## THE REQUEST:
Find the word "ustawy" in the material below and gather every line that contains it.

-------- EXTRACTED DATA

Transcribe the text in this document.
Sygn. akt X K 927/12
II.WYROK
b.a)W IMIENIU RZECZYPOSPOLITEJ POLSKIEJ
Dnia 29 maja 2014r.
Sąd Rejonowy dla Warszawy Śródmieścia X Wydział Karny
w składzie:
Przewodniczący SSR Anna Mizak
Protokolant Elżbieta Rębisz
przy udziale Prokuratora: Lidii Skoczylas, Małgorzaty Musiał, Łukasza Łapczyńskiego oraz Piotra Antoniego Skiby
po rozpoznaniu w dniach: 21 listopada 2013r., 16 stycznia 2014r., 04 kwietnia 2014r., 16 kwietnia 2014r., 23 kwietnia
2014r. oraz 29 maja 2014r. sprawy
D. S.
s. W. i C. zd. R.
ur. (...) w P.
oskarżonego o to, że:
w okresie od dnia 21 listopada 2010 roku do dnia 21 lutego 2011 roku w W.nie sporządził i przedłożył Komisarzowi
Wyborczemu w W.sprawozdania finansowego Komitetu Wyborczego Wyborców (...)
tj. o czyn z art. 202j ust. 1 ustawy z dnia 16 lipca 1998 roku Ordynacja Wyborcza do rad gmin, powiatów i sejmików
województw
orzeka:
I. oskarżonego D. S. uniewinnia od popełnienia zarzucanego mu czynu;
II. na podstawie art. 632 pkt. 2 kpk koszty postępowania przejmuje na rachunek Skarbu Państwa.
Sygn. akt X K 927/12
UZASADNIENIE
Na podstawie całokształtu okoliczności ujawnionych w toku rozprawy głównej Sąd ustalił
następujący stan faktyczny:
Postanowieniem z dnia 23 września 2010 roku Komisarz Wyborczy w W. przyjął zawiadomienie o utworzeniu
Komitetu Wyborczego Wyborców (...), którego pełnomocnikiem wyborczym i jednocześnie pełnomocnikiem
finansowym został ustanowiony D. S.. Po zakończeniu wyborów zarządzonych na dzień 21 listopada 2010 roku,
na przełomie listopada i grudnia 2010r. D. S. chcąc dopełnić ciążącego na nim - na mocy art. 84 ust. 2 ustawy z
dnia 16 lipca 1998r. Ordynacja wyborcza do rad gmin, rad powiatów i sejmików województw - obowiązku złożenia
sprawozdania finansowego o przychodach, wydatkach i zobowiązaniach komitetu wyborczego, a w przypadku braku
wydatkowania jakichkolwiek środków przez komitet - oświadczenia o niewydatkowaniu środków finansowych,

----------------
-------- EXTRACTED DATA

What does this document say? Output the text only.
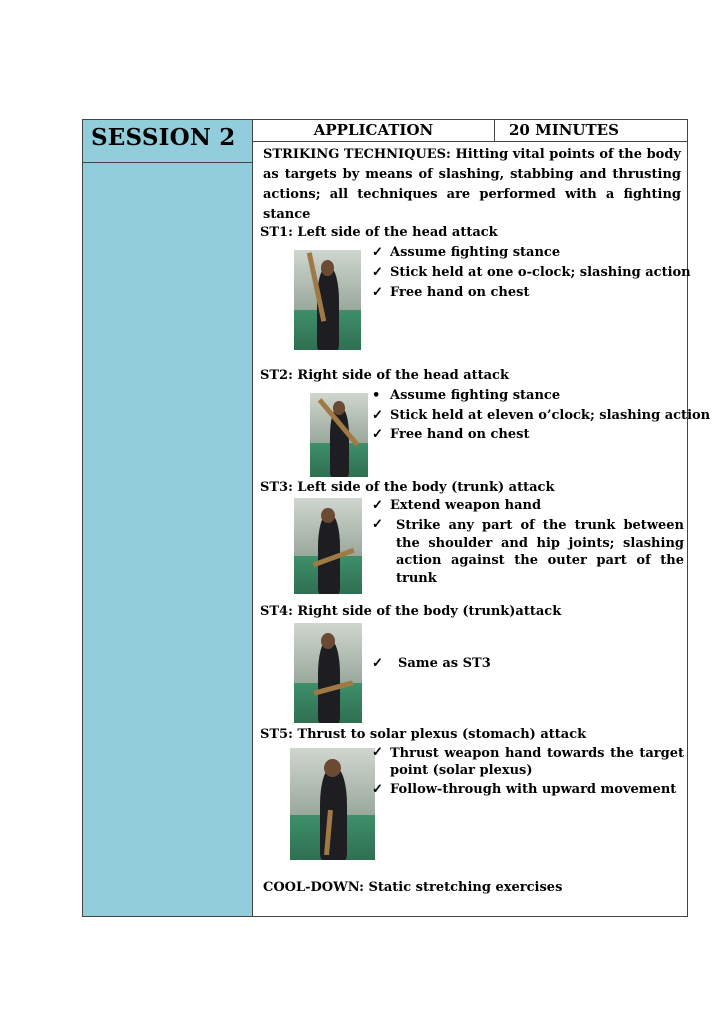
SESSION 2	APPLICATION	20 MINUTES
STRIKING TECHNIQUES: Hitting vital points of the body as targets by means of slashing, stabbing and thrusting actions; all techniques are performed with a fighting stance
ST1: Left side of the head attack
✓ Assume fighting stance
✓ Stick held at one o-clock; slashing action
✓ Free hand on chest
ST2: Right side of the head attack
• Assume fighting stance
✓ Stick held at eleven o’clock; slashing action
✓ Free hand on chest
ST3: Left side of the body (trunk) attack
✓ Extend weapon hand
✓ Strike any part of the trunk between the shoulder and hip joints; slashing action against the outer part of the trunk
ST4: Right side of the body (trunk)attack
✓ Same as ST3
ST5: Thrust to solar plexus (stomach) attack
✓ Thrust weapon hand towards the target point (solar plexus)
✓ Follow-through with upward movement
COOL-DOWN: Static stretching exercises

----------------

## RESULT OF THIS EXERCISE:
tj. o czyn z art. 202j ust. 1 ustawy z dnia 16 lipca 1998 roku Ordynacja Wyborcza do rad gmin, powiatów i sejmików
na przełomie listopada i grudnia 2010r. D. S. chcąc dopełnić ciążącego na nim - na mocy art. 84 ust. 2 ustawy z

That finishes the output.